◆ **Given request a**:
Answer these questions about the blog post titled "Milestone..":
(i) At what age did the writer start taking part-time jobs?
(ii) Which country does the writer plan to fund a trip to?
(iii) When did the writer's daily shift at Genting start and end?

Saturday, November 28, 2009

Milestone..

Finally, I've started my semester break...Time to look for a job! Of course some of you enjoy sitting at home, watch TV on a fine lazy afternoon and would have thought,"Why do I even wanna get a job now? Couch potato life is so much better!". To me, time is money..time is money...TIME IS MONEY! Of course, in conjunction of getting a job, I never fail to apply for a job that I like. This time around, I'm planning to work for a month or so, to fund for my trip to Singapore, and probably call a few 'kakis' to come along with me.

I think it would be an ideal place to go for a holiday, and to try and get contacts there to get involved with my business in sales. I've taken part-time jobs for at least 3 times in my life since I was 16. 1st job, I was a sales assistant at a 2nd hand goods store. 2nd was a promoter at FOS (Factory Outlet Store). And in my last job, I was a Butler/Kitchen helper/Bartender/Bell Boy at Maxim's 5 star hotel suite in Genting Highlands. Those jobs benefited me alot because it gave me alot of experience in these fields. But I cannot wait to get into the Audio Engineering industry somewhere in the near future.

For now, I'm still surveying for a job and just to see what I could work as, this time. Well, getting a job is somehow good. I don't have to just wait and save up monthly allowances given by my dad. Instead, I could earn a decent salary each month and earn great independence. I was never the type who would ask my parents for things that are costly. Whenever I couldn't afford things that were expensive, I would always strive to look for a job and work for the money. I feel that it is most rewarding at times. Being able to receive that 'hard-earned' money at the end of the month is really uplifting. Highest achievement would be, to be able to go to a store and get something you've been wishing for. That, I call true happiness and satisfaction.

I remember my days in Genting in the past, where I had to sleep well in the afternoon because of my daily working shift which starts from 11pm and ends at 7am. I even had to subsidize my daily spendings because, alot of things were expensive over there. For a month, I've been surviving on Canteen food and cup noodles. It could be a pretty tough life there, if you worked at Genting for the first time. When my 2nd income was banked in, I immediately left my job as a Butler because I was sick of being away from home for too long. But as I looked back at my old job, I still remember the good times where, after work, I used to go to this place called 'Sportsbook club' to watch a live band that plays every night while actually eyeing at the hot waitresses who were working there.

◆ **Excerpted data**:
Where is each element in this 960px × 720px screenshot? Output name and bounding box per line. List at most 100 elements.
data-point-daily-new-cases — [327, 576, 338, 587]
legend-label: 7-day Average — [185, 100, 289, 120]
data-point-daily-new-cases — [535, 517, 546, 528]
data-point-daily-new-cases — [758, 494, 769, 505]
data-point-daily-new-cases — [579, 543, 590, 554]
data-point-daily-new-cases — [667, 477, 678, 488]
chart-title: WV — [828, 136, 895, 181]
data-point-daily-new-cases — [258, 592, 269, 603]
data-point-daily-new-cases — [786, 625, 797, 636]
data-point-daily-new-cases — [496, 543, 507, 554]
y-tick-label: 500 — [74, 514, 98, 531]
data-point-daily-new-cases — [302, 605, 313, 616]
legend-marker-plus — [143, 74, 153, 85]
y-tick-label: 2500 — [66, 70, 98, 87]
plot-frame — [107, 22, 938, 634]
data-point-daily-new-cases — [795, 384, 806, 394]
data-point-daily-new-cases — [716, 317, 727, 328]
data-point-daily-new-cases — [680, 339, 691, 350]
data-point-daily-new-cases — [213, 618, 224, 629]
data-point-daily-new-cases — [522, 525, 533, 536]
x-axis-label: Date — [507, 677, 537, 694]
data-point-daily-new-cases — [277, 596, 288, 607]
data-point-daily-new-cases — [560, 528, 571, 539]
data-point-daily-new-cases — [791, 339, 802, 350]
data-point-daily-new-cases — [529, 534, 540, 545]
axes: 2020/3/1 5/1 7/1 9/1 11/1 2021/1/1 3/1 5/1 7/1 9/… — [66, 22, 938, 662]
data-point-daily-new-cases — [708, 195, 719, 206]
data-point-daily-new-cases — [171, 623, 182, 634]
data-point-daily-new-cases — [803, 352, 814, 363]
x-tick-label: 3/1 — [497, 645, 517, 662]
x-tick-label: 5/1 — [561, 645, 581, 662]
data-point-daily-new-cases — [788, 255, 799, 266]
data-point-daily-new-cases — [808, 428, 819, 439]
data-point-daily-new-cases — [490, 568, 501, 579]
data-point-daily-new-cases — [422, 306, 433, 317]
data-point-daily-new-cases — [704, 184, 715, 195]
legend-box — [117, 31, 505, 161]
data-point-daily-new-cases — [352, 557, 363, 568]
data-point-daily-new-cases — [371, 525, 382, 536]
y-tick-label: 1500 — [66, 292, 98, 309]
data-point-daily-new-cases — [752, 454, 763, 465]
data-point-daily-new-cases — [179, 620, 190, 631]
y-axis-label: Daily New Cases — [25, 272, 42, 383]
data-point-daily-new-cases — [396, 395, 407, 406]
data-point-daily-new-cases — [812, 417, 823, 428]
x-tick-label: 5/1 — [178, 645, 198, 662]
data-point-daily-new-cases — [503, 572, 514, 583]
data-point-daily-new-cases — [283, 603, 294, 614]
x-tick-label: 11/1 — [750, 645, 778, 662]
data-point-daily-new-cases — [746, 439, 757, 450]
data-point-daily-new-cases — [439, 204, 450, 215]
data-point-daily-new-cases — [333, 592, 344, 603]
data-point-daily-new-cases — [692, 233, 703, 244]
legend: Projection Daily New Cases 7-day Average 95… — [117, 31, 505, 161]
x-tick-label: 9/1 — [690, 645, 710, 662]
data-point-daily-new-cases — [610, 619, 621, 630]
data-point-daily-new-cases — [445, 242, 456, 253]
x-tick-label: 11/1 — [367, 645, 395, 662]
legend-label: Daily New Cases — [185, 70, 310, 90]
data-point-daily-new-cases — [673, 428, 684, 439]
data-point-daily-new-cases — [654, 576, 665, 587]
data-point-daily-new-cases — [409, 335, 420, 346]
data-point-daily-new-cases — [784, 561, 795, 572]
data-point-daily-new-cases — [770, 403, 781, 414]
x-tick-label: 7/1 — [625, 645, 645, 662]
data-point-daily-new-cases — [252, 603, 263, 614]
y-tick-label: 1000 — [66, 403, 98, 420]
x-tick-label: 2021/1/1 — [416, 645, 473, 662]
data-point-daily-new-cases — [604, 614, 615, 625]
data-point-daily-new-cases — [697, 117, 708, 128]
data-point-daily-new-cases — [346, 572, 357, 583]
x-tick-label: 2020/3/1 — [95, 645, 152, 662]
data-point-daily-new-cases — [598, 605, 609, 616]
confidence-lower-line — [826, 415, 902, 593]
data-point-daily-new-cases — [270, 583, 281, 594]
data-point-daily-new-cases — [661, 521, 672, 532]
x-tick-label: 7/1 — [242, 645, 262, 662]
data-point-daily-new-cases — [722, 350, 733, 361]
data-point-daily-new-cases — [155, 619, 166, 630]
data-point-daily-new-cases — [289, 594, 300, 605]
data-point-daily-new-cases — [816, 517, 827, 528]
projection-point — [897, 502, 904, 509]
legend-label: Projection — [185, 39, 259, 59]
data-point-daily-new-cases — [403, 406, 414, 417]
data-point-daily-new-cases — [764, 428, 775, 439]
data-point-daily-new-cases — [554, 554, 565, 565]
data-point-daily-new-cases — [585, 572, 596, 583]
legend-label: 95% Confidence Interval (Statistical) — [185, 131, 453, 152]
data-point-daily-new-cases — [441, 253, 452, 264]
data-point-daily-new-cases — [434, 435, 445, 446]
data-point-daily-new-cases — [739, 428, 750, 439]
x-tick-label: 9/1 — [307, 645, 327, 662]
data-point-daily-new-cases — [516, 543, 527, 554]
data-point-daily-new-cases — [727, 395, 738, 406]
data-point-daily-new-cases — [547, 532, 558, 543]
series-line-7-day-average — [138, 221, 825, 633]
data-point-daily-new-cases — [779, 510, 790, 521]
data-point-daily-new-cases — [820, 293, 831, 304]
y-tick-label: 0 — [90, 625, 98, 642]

◆ **Given request b**: Copy the rows word for word, everything from the first row down to the row containing "x-tick-label: 5/1 — [561, 645, 581, 662]", including both.

◆ **Output a**:
(i) 16
(ii) Singapore
(iii) It started at 11pm and ended at 7am.

◆ **Output b**:
Where is each element in this 960px × 720px screenshot? Output name and bounding box per line. List at most 100 elements.
data-point-daily-new-cases — [327, 576, 338, 587]
legend-label: 7-day Average — [185, 100, 289, 120]
data-point-daily-new-cases — [535, 517, 546, 528]
data-point-daily-new-cases — [758, 494, 769, 505]
data-point-daily-new-cases — [579, 543, 590, 554]
data-point-daily-new-cases — [667, 477, 678, 488]
chart-title: WV — [828, 136, 895, 181]
data-point-daily-new-cases — [258, 592, 269, 603]
data-point-daily-new-cases — [786, 625, 797, 636]
data-point-daily-new-cases — [496, 543, 507, 554]
y-tick-label: 500 — [74, 514, 98, 531]
data-point-daily-new-cases — [302, 605, 313, 616]
legend-marker-plus — [143, 74, 153, 85]
y-tick-label: 2500 — [66, 70, 98, 87]
plot-frame — [107, 22, 938, 634]
data-point-daily-new-cases — [795, 384, 806, 394]
data-point-daily-new-cases — [716, 317, 727, 328]
data-point-daily-new-cases — [680, 339, 691, 350]
data-point-daily-new-cases — [213, 618, 224, 629]
data-point-daily-new-cases — [522, 525, 533, 536]
x-axis-label: Date — [507, 677, 537, 694]
data-point-daily-new-cases — [277, 596, 288, 607]
data-point-daily-new-cases — [560, 528, 571, 539]
data-point-daily-new-cases — [791, 339, 802, 350]
data-point-daily-new-cases — [529, 534, 540, 545]
axes: 2020/3/1 5/1 7/1 9/1 11/1 2021/1/1 3/1 5/1 7/1 9/… — [66, 22, 938, 662]
data-point-daily-new-cases — [708, 195, 719, 206]
data-point-daily-new-cases — [171, 623, 182, 634]
data-point-daily-new-cases — [803, 352, 814, 363]
x-tick-label: 3/1 — [497, 645, 517, 662]
x-tick-label: 5/1 — [561, 645, 581, 662]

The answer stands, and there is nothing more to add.